■ **DIRECTION**
Locate the string "went" in the listing below. Copy every line where it is found.
^^^^^^^^
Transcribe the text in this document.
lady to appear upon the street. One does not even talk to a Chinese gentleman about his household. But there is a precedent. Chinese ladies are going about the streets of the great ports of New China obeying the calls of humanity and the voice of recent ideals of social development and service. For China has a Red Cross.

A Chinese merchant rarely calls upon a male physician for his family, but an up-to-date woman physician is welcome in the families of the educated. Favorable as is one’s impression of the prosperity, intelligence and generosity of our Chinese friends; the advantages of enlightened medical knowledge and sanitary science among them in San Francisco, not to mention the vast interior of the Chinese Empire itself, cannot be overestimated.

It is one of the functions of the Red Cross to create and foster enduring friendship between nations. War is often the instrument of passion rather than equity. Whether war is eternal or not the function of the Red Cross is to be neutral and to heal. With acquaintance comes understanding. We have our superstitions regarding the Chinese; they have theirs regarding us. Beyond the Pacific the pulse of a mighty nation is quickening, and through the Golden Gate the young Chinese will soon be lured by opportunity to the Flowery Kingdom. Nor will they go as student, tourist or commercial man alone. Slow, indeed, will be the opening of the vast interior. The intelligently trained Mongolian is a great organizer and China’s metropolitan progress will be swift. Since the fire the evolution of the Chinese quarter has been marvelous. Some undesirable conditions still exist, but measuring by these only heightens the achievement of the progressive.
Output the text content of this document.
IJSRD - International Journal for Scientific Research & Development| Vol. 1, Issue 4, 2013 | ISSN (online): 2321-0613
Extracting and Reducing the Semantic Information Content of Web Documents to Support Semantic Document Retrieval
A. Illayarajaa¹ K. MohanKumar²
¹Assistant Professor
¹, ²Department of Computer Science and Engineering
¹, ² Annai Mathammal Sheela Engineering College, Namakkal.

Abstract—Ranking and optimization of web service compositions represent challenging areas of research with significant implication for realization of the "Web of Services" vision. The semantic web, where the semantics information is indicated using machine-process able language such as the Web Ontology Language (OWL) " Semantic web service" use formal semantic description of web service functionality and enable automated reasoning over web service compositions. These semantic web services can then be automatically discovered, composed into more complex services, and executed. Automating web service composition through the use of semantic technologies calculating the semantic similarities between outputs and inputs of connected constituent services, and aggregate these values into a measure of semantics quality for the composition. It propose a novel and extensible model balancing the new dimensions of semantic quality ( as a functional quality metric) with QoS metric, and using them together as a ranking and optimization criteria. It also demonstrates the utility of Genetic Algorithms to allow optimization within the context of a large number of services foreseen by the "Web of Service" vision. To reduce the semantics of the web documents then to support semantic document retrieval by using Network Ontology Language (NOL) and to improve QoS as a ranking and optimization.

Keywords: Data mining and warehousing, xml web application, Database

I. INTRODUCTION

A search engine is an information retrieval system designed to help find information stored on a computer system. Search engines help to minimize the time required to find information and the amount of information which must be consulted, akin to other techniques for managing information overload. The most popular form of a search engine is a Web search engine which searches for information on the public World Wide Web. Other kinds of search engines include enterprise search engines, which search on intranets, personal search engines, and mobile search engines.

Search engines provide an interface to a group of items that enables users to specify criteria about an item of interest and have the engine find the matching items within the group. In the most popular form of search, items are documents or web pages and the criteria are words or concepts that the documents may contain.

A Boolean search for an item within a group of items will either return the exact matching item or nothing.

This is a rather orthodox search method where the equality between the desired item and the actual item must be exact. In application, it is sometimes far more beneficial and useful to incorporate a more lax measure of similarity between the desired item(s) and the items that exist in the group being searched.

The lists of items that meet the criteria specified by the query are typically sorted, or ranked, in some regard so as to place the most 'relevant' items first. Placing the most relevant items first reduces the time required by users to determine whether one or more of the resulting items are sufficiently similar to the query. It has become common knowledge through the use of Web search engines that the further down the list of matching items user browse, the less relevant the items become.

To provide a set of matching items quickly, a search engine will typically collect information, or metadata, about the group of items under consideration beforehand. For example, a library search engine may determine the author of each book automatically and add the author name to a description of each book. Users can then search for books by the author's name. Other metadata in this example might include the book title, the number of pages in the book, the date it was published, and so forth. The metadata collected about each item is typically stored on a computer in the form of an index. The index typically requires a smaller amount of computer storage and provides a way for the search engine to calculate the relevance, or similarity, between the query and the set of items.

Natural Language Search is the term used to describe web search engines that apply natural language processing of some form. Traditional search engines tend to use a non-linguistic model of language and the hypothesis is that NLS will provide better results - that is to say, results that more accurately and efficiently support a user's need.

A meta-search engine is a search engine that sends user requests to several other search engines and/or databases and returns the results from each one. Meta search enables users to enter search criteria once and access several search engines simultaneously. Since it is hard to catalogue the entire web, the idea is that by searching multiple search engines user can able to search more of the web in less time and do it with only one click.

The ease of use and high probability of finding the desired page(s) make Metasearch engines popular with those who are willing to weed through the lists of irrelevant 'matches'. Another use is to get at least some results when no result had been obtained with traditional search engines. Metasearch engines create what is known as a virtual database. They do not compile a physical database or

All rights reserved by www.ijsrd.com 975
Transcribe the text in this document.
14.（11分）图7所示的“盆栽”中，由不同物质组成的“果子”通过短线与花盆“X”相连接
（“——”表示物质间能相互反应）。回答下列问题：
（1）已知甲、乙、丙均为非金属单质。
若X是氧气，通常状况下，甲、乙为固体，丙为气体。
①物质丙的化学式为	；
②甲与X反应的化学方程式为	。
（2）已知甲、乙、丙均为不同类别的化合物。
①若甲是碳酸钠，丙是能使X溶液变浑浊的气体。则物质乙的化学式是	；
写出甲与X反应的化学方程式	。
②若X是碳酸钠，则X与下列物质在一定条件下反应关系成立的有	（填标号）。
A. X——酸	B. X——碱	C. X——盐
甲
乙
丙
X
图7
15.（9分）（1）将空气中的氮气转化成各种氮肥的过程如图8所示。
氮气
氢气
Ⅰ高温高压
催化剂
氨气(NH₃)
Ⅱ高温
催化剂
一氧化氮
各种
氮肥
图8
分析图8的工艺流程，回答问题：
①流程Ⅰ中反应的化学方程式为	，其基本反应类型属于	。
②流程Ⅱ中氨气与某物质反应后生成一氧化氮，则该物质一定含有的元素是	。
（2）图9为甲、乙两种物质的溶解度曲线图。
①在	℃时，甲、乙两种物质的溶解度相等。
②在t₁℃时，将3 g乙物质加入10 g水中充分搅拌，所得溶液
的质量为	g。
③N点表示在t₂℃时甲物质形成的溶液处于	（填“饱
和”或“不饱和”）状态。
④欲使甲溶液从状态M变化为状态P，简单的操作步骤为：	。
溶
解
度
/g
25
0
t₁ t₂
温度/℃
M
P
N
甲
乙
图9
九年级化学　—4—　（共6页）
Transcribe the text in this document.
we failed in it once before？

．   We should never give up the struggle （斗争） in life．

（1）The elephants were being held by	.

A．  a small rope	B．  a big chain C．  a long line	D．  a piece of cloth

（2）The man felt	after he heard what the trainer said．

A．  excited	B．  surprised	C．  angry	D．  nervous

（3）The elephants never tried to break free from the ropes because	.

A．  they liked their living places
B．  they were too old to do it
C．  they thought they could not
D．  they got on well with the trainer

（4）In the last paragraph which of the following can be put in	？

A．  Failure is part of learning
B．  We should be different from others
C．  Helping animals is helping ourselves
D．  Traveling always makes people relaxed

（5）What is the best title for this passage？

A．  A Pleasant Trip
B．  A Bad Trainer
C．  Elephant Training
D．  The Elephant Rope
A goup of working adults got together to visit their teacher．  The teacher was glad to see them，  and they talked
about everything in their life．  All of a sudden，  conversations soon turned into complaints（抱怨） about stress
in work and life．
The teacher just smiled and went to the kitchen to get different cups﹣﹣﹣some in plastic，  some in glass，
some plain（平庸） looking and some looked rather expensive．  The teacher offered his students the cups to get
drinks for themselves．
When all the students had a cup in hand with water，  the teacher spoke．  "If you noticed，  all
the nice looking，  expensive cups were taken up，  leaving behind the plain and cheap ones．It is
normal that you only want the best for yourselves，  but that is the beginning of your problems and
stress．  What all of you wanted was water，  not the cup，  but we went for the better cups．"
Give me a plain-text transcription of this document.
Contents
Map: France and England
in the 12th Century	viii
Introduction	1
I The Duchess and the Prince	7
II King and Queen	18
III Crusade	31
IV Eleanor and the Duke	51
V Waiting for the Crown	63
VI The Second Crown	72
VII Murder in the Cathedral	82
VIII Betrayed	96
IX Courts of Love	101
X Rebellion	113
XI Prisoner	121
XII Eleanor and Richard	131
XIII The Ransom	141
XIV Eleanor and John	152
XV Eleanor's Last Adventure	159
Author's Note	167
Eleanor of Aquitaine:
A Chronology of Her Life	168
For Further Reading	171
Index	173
^^^^^^^^
■ **SOLUTION TO THIS TASK**
The teacher just smiled and went to the kitchen to get different cups﹣﹣﹣some in plastic，  some in glass，
stress．  What all of you wanted was water，  not the cup，  but we went for the better cups．"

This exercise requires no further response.